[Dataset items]
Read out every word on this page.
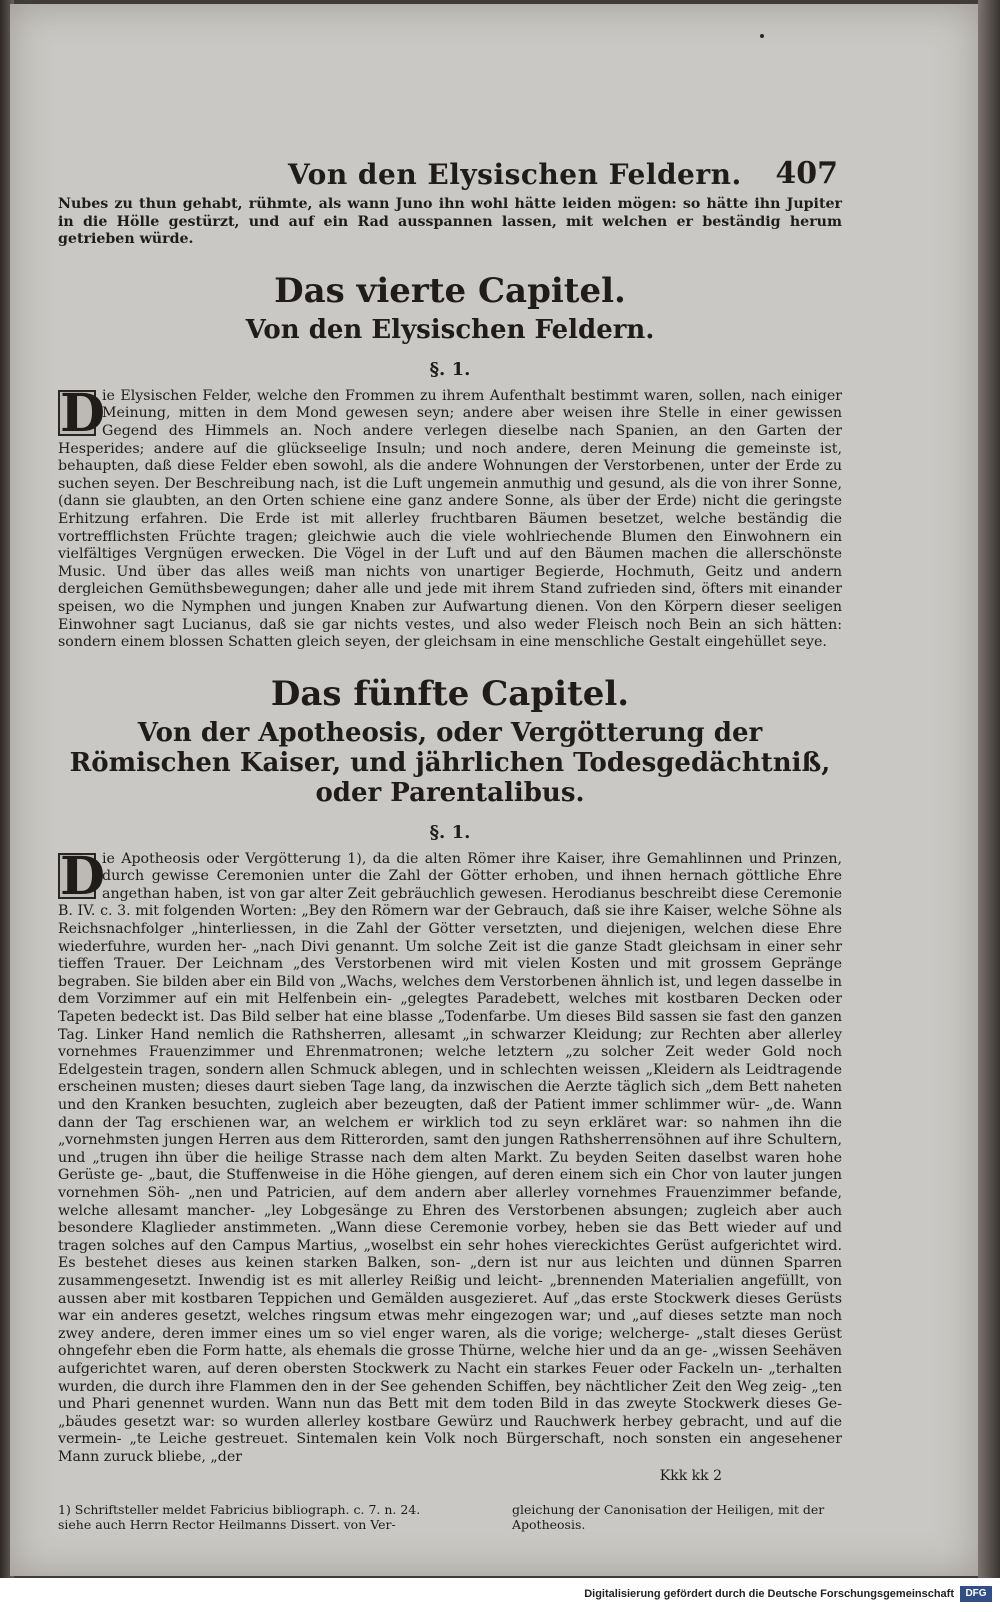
Von den Elysischen Feldern. 407

Nubes zu thun gehabt, rühmte, als wann Juno ihn wohl hätte leiden mögen: so hätte ihn Jupiter in die Hölle gestürzt, und auf ein Rad ausspannen lassen, mit welchen er beständig herum getrieben würde.

Das vierte Capitel.
Von den Elysischen Feldern.
§. 1.

D
ie Elysischen Felder, welche den Frommen zu ihrem Aufenthalt bestimmt waren, sollen, nach einiger Meinung, mitten in dem Mond gewesen seyn; andere aber weisen ihre Stelle in einer gewissen Gegend des Himmels an. Noch andere verlegen dieselbe nach Spanien, an den Garten der Hesperides; andere auf die glückseelige Insuln; und noch andere, deren Meinung die gemeinste ist, behaupten, daß diese Felder eben sowohl, als die andere Wohnungen der Verstorbenen, unter der Erde zu suchen seyen. Der Beschreibung nach, ist die Luft ungemein anmuthig und gesund, als die von ihrer Sonne, (dann sie glaubten, an den Orten schiene eine ganz andere Sonne, als über der Erde) nicht die geringste Erhitzung erfahren. Die Erde ist mit allerley fruchtbaren Bäumen besetzet, welche beständig die vortrefflichsten Früchte tragen; gleichwie auch die viele wohlriechende Blumen den Einwohnern ein vielfältiges Vergnügen erwecken. Die Vögel in der Luft und auf den Bäumen machen die allerschönste Music. Und über das alles weiß man nichts von unartiger Begierde, Hochmuth, Geitz und andern dergleichen Gemüthsbewegungen; daher alle und jede mit ihrem Stand zufrieden sind, öfters mit einander speisen, wo die Nymphen und jungen Knaben zur Aufwartung dienen. Von den Körpern dieser seeligen Einwohner sagt Lucianus, daß sie gar nichts vestes, und also weder Fleisch noch Bein an sich hätten: sondern einem blossen Schatten gleich seyen, der gleichsam in eine menschliche Gestalt eingehüllet seye.

Das fünfte Capitel.
Von der Apotheosis, oder Vergötterung der Römischen Kaiser, und jährlichen Todesgedächtniß, oder Parentalibus.
§. 1.

D
ie Apotheosis oder Vergötterung 1), da die alten Römer ihre Kaiser, ihre Gemahlinnen und Prinzen, durch gewisse Ceremonien unter die Zahl der Götter erhoben, und ihnen hernach göttliche Ehre angethan haben, ist von gar alter Zeit gebräuchlich gewesen. Herodianus beschreibt diese Ceremonie B. IV. c. 3. mit folgenden Worten: „Bey den Römern war der Gebrauch, daß sie ihre Kaiser, welche Söhne als Reichsnachfolger „hinterliessen, in die Zahl der Götter versetzten, und diejenigen, welchen diese Ehre wiederfuhre, wurden her- „nach Divi genannt. Um solche Zeit ist die ganze Stadt gleichsam in einer sehr tieffen Trauer. Der Leichnam „des Verstorbenen wird mit vielen Kosten und mit grossem Gepränge begraben. Sie bilden aber ein Bild von „Wachs, welches dem Verstorbenen ähnlich ist, und legen dasselbe in dem Vorzimmer auf ein mit Helfenbein ein- „gelegtes Paradebett, welches mit kostbaren Decken oder Tapeten bedeckt ist. Das Bild selber hat eine blasse „Todenfarbe. Um dieses Bild sassen sie fast den ganzen Tag. Linker Hand nemlich die Rathsherren, allesamt „in schwarzer Kleidung; zur Rechten aber allerley vornehmes Frauenzimmer und Ehrenmatronen; welche letztern „zu solcher Zeit weder Gold noch Edelgestein tragen, sondern allen Schmuck ablegen, und in schlechten weissen „Kleidern als Leidtragende erscheinen musten; dieses daurt sieben Tage lang, da inzwischen die Aerzte täglich sich „dem Bett naheten und den Kranken besuchten, zugleich aber bezeugten, daß der Patient immer schlimmer wür- „de. Wann dann der Tag erschienen war, an welchem er wirklich tod zu seyn erkläret war: so nahmen ihn die „vornehmsten jungen Herren aus dem Ritterorden, samt den jungen Rathsherrensöhnen auf ihre Schultern, und „trugen ihn über die heilige Strasse nach dem alten Markt. Zu beyden Seiten daselbst waren hohe Gerüste ge- „baut, die Stuffenweise in die Höhe giengen, auf deren einem sich ein Chor von lauter jungen vornehmen Söh- „nen und Patricien, auf dem andern aber allerley vornehmes Frauenzimmer befande, welche allesamt mancher- „ley Lobgesänge zu Ehren des Verstorbenen absungen; zugleich aber auch besondere Klaglieder anstimmeten. „Wann diese Ceremonie vorbey, heben sie das Bett wieder auf und tragen solches auf den Campus Martius, „woselbst ein sehr hohes viereckichtes Gerüst aufgerichtet wird. Es bestehet dieses aus keinen starken Balken, son- „dern ist nur aus leichten und dünnen Sparren zusammengesetzt. Inwendig ist es mit allerley Reißig und leicht- „brennenden Materialien angefüllt, von aussen aber mit kostbaren Teppichen und Gemälden ausgezieret. Auf „das erste Stockwerk dieses Gerüsts war ein anderes gesetzt, welches ringsum etwas mehr eingezogen war; und „auf dieses setzte man noch zwey andere, deren immer eines um so viel enger waren, als die vorige; welcherge- „stalt dieses Gerüst ohngefehr eben die Form hatte, als ehemals die grosse Thürne, welche hier und da an ge- „wissen Seehäven aufgerichtet waren, auf deren obersten Stockwerk zu Nacht ein starkes Feuer oder Fackeln un- „terhalten wurden, die durch ihre Flammen den in der See gehenden Schiffen, bey nächtlicher Zeit den Weg zeig- „ten und Phari genennet wurden. Wann nun das Bett mit dem toden Bild in das zweyte Stockwerk dieses Ge- „bäudes gesetzt war: so wurden allerley kostbare Gewürz und Rauchwerk herbey gebracht, und auf die vermein- „te Leiche gestreuet. Sintemalen kein Volk noch Bürgerschaft, noch sonsten ein angesehener Mann zuruck bliebe, „der

Kkk kk 2
1) Schriftsteller meldet Fabricius bibliograph. c. 7. n. 24. siehe auch Herrn Rector Heilmanns Dissert. von Ver-
gleichung der Canonisation der Heiligen, mit der Apotheosis.
Digitalisierung gefördert durch die Deutsche Forschungsgemeinschaft	DFG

- _EXERCISE BRIEF_
Retype each record exactly as it stands, but do not include the pictures.

- _RESPONSE TO THE EXERCISE_
Read out every word on this page.
Von den Elysischen Feldern. 407

Nubes zu thun gehabt, rühmte, als wann Juno ihn wohl hätte leiden mögen: so hätte ihn Jupiter in die Hölle gestürzt, und auf ein Rad ausspannen lassen, mit welchen er beständig herum getrieben würde.

Das vierte Capitel.
Von den Elysischen Feldern.
§. 1.

D
ie Elysischen Felder, welche den Frommen zu ihrem Aufenthalt bestimmt waren, sollen, nach einiger Meinung, mitten in dem Mond gewesen seyn; andere aber weisen ihre Stelle in einer gewissen Gegend des Himmels an. Noch andere verlegen dieselbe nach Spanien, an den Garten der Hesperides; andere auf die glückseelige Insuln; und noch andere, deren Meinung die gemeinste ist, behaupten, daß diese Felder eben sowohl, als die andere Wohnungen der Verstorbenen, unter der Erde zu suchen seyen. Der Beschreibung nach, ist die Luft ungemein anmuthig und gesund, als die von ihrer Sonne, (dann sie glaubten, an den Orten schiene eine ganz andere Sonne, als über der Erde) nicht die geringste Erhitzung erfahren. Die Erde ist mit allerley fruchtbaren Bäumen besetzet, welche beständig die vortrefflichsten Früchte tragen; gleichwie auch die viele wohlriechende Blumen den Einwohnern ein vielfältiges Vergnügen erwecken. Die Vögel in der Luft und auf den Bäumen machen die allerschönste Music. Und über das alles weiß man nichts von unartiger Begierde, Hochmuth, Geitz und andern dergleichen Gemüthsbewegungen; daher alle und jede mit ihrem Stand zufrieden sind, öfters mit einander speisen, wo die Nymphen und jungen Knaben zur Aufwartung dienen. Von den Körpern dieser seeligen Einwohner sagt Lucianus, daß sie gar nichts vestes, und also weder Fleisch noch Bein an sich hätten: sondern einem blossen Schatten gleich seyen, der gleichsam in eine menschliche Gestalt eingehüllet seye.

Das fünfte Capitel.
Von der Apotheosis, oder Vergötterung der Römischen Kaiser, und jährlichen Todesgedächtniß, oder Parentalibus.
§. 1.

D
ie Apotheosis oder Vergötterung 1), da die alten Römer ihre Kaiser, ihre Gemahlinnen und Prinzen, durch gewisse Ceremonien unter die Zahl der Götter erhoben, und ihnen hernach göttliche Ehre angethan haben, ist von gar alter Zeit gebräuchlich gewesen. Herodianus beschreibt diese Ceremonie B. IV. c. 3. mit folgenden Worten: „Bey den Römern war der Gebrauch, daß sie ihre Kaiser, welche Söhne als Reichsnachfolger „hinterliessen, in die Zahl der Götter versetzten, und diejenigen, welchen diese Ehre wiederfuhre, wurden her- „nach Divi genannt. Um solche Zeit ist die ganze Stadt gleichsam in einer sehr tieffen Trauer. Der Leichnam „des Verstorbenen wird mit vielen Kosten und mit grossem Gepränge begraben. Sie bilden aber ein Bild von „Wachs, welches dem Verstorbenen ähnlich ist, und legen dasselbe in dem Vorzimmer auf ein mit Helfenbein ein- „gelegtes Paradebett, welches mit kostbaren Decken oder Tapeten bedeckt ist. Das Bild selber hat eine blasse „Todenfarbe. Um dieses Bild sassen sie fast den ganzen Tag. Linker Hand nemlich die Rathsherren, allesamt „in schwarzer Kleidung; zur Rechten aber allerley vornehmes Frauenzimmer und Ehrenmatronen; welche letztern „zu solcher Zeit weder Gold noch Edelgestein tragen, sondern allen Schmuck ablegen, und in schlechten weissen „Kleidern als Leidtragende erscheinen musten; dieses daurt sieben Tage lang, da inzwischen die Aerzte täglich sich „dem Bett naheten und den Kranken besuchten, zugleich aber bezeugten, daß der Patient immer schlimmer wür- „de. Wann dann der Tag erschienen war, an welchem er wirklich tod zu seyn erkläret war: so nahmen ihn die „vornehmsten jungen Herren aus dem Ritterorden, samt den jungen Rathsherrensöhnen auf ihre Schultern, und „trugen ihn über die heilige Strasse nach dem alten Markt. Zu beyden Seiten daselbst waren hohe Gerüste ge- „baut, die Stuffenweise in die Höhe giengen, auf deren einem sich ein Chor von lauter jungen vornehmen Söh- „nen und Patricien, auf dem andern aber allerley vornehmes Frauenzimmer befande, welche allesamt mancher- „ley Lobgesänge zu Ehren des Verstorbenen absungen; zugleich aber auch besondere Klaglieder anstimmeten. „Wann diese Ceremonie vorbey, heben sie das Bett wieder auf und tragen solches auf den Campus Martius, „woselbst ein sehr hohes viereckichtes Gerüst aufgerichtet wird. Es bestehet dieses aus keinen starken Balken, son- „dern ist nur aus leichten und dünnen Sparren zusammengesetzt. Inwendig ist es mit allerley Reißig und leicht- „brennenden Materialien angefüllt, von aussen aber mit kostbaren Teppichen und Gemälden ausgezieret. Auf „das erste Stockwerk dieses Gerüsts war ein anderes gesetzt, welches ringsum etwas mehr eingezogen war; und „auf dieses setzte man noch zwey andere, deren immer eines um so viel enger waren, als die vorige; welcherge- „stalt dieses Gerüst ohngefehr eben die Form hatte, als ehemals die grosse Thürne, welche hier und da an ge- „wissen Seehäven aufgerichtet waren, auf deren obersten Stockwerk zu Nacht ein starkes Feuer oder Fackeln un- „terhalten wurden, die durch ihre Flammen den in der See gehenden Schiffen, bey nächtlicher Zeit den Weg zeig- „ten und Phari genennet wurden. Wann nun das Bett mit dem toden Bild in das zweyte Stockwerk dieses Ge- „bäudes gesetzt war: so wurden allerley kostbare Gewürz und Rauchwerk herbey gebracht, und auf die vermein- „te Leiche gestreuet. Sintemalen kein Volk noch Bürgerschaft, noch sonsten ein angesehener Mann zuruck bliebe, „der

Kkk kk 2
1) Schriftsteller meldet Fabricius bibliograph. c. 7. n. 24. siehe auch Herrn Rector Heilmanns Dissert. von Ver-
gleichung der Canonisation der Heiligen, mit der Apotheosis.
Digitalisierung gefördert durch die Deutsche Forschungsgemeinschaft	DFG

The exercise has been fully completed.